Passage shown
The Fortune Hotel opens its doors on Monday May 13 at 9pm on ITV1, ITVX, STV and STV Player
WATCH THE TRAILER BELOW
May 7, 2024 – A thrilling and high-octane new reality entertainment event, The Fortune Hotel is produced by Tuesday’s Child exclusively for ITV and STV, the 8 episodes x 60 minutes prime-time series will invite viewers into a luxury Caribbean resort filled with glamour, opulence and deception.
Hosted by the incomparable Stephen Mangan, 10 pairs of contestants will arrive at The Fortune Hotel, where they will be given an all-important briefcase. Inside one case is the ultimate jackpot of £250,000 in cash, eight are empty, and one contains the dreaded Early Checkout Card – whichever pair is left holding that case at the end of each show will see their stay brought to a dramatic, premature end.
Every day the contestants have the chance to try to uncover who has which case through playing compelling challenges, and as the “Whogotit” mystery ramps up for the hotel guests, viewers at home will remain deliciously in-the-know throughout, witness to all of their plans and strategies playing out.
The climax of each episode is the nerve-shredding case swap in the seductive Lady Luck bar where each pair must decide whether to keep or swap their case. Have the couple with the life-changing sum of cash managed to bluff and blag their way free of suspicion? Or will their case be ruthlessly taken off them? And who will be left holding the case containing the Early Checkout Card?
What was it about hosting The Fortune Hotel that initially appealed to you when approached to present the show?
The opportunity to head to the Caribbean sounded very interesting on its own before you even get to what else is involved. That’s the thing that first got my attention but when the game itself was explained to me and I played it, it’s just brilliant. The game is pretty simple but endlessly fascinating so a combination of that alongside the backdrop in which it was set was just pretty irresistible.
Can you give some insight as to what viewers can expect from The Fortune Hotel and how you’d best describe it in a nutshell?
Ten pairs of contestants are trying to win a huge life changing amount of money, the pairs are made up of partners, best friends, parents and children, all sorts of combinations. Each pair has a case they’ve randomly been given, eight cases have nothing in them, one has the Early Checkout card and the remaining case has the cash. You certainly don’t want to end the day with the Early Checkout card because that means you’re going home. The pairs play games, they swap cases, they’re trying to stay at the hotel whilst working out where the cash is and the goal is to be the couple at the end holding it all because if they are, they win a life changing amount of money.

What to work on
a. Answer each question from the passage about The Fortune Hotel, one answer per line:
(i) On what day and at what time does the series open?
(ii) In which bar does the case swap happen?
(iii) How many episodes are there, and how long is each?
b. Set down word for word the part of the passage about The Fortune Hotel between "Hosted by the" and "strategies playing out.", inclusive.
c. Take the passage about The Fortune Hotel further, starting after its final sentence.

Data excerpts
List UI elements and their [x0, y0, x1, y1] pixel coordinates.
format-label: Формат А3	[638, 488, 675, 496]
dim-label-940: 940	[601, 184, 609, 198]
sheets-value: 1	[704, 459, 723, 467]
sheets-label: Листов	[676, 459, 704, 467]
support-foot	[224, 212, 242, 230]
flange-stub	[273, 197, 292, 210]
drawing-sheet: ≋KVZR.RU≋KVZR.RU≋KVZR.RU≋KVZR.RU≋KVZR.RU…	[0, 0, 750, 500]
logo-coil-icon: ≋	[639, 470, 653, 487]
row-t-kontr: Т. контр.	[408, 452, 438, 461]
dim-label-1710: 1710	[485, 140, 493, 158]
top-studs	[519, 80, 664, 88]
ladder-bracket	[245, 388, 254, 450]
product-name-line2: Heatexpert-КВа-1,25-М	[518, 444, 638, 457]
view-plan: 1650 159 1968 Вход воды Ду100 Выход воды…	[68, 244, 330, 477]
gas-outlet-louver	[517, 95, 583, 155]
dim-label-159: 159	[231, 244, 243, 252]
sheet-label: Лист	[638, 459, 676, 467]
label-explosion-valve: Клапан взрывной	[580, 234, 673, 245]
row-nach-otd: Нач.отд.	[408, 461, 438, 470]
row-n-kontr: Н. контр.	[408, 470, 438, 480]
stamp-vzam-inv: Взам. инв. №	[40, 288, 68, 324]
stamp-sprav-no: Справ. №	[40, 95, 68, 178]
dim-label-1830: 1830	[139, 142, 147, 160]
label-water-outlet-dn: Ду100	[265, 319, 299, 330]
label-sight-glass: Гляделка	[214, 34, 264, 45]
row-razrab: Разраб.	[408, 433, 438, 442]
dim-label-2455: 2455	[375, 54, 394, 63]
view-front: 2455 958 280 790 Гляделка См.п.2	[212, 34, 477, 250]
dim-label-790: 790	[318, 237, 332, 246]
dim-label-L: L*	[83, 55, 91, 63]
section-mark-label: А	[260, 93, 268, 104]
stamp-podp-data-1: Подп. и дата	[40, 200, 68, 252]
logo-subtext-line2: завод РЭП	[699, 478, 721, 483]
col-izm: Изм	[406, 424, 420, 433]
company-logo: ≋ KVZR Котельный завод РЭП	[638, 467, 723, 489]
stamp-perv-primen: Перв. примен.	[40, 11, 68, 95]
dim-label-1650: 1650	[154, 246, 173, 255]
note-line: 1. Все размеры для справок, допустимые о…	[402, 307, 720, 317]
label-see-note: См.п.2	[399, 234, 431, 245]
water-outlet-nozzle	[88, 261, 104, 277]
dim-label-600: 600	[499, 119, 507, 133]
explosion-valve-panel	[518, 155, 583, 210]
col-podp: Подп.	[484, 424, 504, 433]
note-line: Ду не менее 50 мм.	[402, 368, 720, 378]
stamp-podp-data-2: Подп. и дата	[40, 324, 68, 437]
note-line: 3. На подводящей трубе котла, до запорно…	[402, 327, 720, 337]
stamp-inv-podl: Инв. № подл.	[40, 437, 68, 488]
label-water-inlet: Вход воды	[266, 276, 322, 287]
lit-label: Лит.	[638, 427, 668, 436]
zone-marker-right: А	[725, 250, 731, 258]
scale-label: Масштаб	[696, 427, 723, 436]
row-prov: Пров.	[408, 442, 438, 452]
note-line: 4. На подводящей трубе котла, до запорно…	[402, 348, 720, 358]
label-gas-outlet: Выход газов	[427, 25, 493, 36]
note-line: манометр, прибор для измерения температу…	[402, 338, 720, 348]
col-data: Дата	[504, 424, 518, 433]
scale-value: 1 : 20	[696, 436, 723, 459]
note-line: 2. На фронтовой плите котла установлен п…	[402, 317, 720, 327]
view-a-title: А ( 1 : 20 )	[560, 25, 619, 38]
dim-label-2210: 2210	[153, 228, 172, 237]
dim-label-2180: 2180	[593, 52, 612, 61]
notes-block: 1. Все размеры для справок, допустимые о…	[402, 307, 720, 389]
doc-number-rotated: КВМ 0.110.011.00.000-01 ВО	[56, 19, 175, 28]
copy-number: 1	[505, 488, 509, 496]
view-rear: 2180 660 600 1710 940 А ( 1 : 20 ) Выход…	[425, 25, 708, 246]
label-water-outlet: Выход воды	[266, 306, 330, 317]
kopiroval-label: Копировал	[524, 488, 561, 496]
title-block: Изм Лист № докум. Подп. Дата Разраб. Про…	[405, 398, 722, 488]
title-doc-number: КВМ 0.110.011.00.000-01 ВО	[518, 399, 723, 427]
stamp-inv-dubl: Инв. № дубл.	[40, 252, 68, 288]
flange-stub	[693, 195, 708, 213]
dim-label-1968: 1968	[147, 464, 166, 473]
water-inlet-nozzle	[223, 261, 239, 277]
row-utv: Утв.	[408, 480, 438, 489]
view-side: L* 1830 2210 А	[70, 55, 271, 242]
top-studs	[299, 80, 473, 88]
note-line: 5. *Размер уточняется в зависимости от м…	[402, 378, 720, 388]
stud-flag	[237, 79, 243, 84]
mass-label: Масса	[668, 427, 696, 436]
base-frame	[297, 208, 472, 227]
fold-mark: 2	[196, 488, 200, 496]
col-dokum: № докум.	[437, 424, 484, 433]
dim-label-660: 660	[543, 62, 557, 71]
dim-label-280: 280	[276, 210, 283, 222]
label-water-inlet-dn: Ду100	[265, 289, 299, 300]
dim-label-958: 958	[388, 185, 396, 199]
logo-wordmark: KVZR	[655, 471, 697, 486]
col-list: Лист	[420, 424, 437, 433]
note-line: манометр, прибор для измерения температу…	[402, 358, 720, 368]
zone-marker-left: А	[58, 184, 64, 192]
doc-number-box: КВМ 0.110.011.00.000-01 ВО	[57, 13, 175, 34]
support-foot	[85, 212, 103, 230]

Answers by task
a.
(i) Monday May 13 at 9pm
(ii) The Lady Luck bar
(iii) 8 episodes of 60 minutes each

b.
Hosted by the incomparable Stephen Mangan, 10 pairs of contestants will arrive at The Fortune Hotel, where they will be given an all-important briefcase. Inside one case is the ultimate jackpot of £250,000 in cash, eight are empty, and one contains the dreaded Early Checkout Card – whichever pair is left holding that case at the end of each show will see their stay brought to a dramatic, premature end.
Every day the contestants have the chance to try to uncover who has which case through playing compelling challenges, and as the “Whogotit” mystery ramps up for the hotel guests, viewers at home will remain deliciously in-the-know throughout, witness to all of their plans and strategies playing out.

c.
The Fortune Hotel is a different proposition to some of the other shows and projects you’ve fronted, what was it about the show that made you want to front this type of format?
People are endlessly fascinating to me as an actor and the reason you become an actor is because people and how they get on with each other, especially in moments of high stress is deeply fascinating. Human beings are complex and interesting so The Fortune Hotel felt like the perfect mix of entertainment and drama. It’s a way of putting people together under pressure set amongst a stunning location. The whole package was just incredibly intriguing to me so I had to be a part of it.
You got to shoot in an incredibly luxurious hotel in the Caribbean, can you tell us about the best perks whilst filming and any unforgettable memories or stories you have from the experience?
We took over the entire resort and I got to have a very nice suite without having to pay for it. The presidential suite, which was bigger than my house, it took me four minutes to walk from one side of the living room to the other, it was that big. I had a balcony that looked over the ocean which was west facing so every night we got a view of the sunset and sunsets in the Caribbean are incredible.
The Fortune Hotel is a high octane game of deception, can you tell us about any dramatic moments viewers can expect to see when tuning in?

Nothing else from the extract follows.